_GOAL_
Exactly reproduce each line of the listing that follows.

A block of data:
'''

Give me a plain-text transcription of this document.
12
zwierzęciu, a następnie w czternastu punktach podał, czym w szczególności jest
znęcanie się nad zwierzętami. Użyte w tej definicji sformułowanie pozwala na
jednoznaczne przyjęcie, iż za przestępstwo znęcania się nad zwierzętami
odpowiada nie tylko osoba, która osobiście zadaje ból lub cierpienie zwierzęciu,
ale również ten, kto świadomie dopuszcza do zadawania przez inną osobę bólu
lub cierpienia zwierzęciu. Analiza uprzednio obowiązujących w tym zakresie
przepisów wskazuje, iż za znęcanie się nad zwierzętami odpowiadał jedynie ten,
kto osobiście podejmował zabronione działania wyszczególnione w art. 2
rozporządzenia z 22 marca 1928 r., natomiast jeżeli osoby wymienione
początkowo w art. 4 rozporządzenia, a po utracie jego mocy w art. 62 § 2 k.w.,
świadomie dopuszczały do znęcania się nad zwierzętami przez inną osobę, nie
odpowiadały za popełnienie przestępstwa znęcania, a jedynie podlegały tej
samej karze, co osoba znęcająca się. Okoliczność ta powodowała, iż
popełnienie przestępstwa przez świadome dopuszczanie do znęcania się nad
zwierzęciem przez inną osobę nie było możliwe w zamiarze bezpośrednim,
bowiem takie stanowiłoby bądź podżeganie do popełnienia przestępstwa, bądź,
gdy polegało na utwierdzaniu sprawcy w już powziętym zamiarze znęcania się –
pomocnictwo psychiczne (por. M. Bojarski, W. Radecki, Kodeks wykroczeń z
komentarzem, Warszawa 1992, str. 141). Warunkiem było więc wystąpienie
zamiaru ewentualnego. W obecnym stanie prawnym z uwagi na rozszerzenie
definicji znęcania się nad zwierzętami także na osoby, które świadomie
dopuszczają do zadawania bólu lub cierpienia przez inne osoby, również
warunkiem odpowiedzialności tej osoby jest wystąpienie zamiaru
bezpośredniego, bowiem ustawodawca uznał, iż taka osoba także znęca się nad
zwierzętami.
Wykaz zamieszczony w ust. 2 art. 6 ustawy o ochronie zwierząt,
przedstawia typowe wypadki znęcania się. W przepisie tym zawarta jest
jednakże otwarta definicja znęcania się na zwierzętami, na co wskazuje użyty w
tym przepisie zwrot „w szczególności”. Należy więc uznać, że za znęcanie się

'''

_TASK RESPONSE_
Give me a plain-text transcription of this document.
12
zwierzęciu, a następnie w czternastu punktach podał, czym w szczególności jest
znęcanie się nad zwierzętami. Użyte w tej definicji sformułowanie pozwala na
jednoznaczne przyjęcie, iż za przestępstwo znęcania się nad zwierzętami
odpowiada nie tylko osoba, która osobiście zadaje ból lub cierpienie zwierzęciu,
ale również ten, kto świadomie dopuszcza do zadawania przez inną osobę bólu
lub cierpienia zwierzęciu. Analiza uprzednio obowiązujących w tym zakresie
przepisów wskazuje, iż za znęcanie się nad zwierzętami odpowiadał jedynie ten,
kto osobiście podejmował zabronione działania wyszczególnione w art. 2
rozporządzenia z 22 marca 1928 r., natomiast jeżeli osoby wymienione
początkowo w art. 4 rozporządzenia, a po utracie jego mocy w art. 62 § 2 k.w.,
świadomie dopuszczały do znęcania się nad zwierzętami przez inną osobę, nie
odpowiadały za popełnienie przestępstwa znęcania, a jedynie podlegały tej
samej karze, co osoba znęcająca się. Okoliczność ta powodowała, iż
popełnienie przestępstwa przez świadome dopuszczanie do znęcania się nad
zwierzęciem przez inną osobę nie było możliwe w zamiarze bezpośrednim,
bowiem takie stanowiłoby bądź podżeganie do popełnienia przestępstwa, bądź,
gdy polegało na utwierdzaniu sprawcy w już powziętym zamiarze znęcania się –
pomocnictwo psychiczne (por. M. Bojarski, W. Radecki, Kodeks wykroczeń z
komentarzem, Warszawa 1992, str. 141). Warunkiem było więc wystąpienie
zamiaru ewentualnego. W obecnym stanie prawnym z uwagi na rozszerzenie
definicji znęcania się nad zwierzętami także na osoby, które świadomie
dopuszczają do zadawania bólu lub cierpienia przez inne osoby, również
warunkiem odpowiedzialności tej osoby jest wystąpienie zamiaru
bezpośredniego, bowiem ustawodawca uznał, iż taka osoba także znęca się nad
zwierzętami.
Wykaz zamieszczony w ust. 2 art. 6 ustawy o ochronie zwierząt,
przedstawia typowe wypadki znęcania się. W przepisie tym zawarta jest
jednakże otwarta definicja znęcania się na zwierzętami, na co wskazuje użyty w
tym przepisie zwrot „w szczególności”. Należy więc uznać, że za znęcanie się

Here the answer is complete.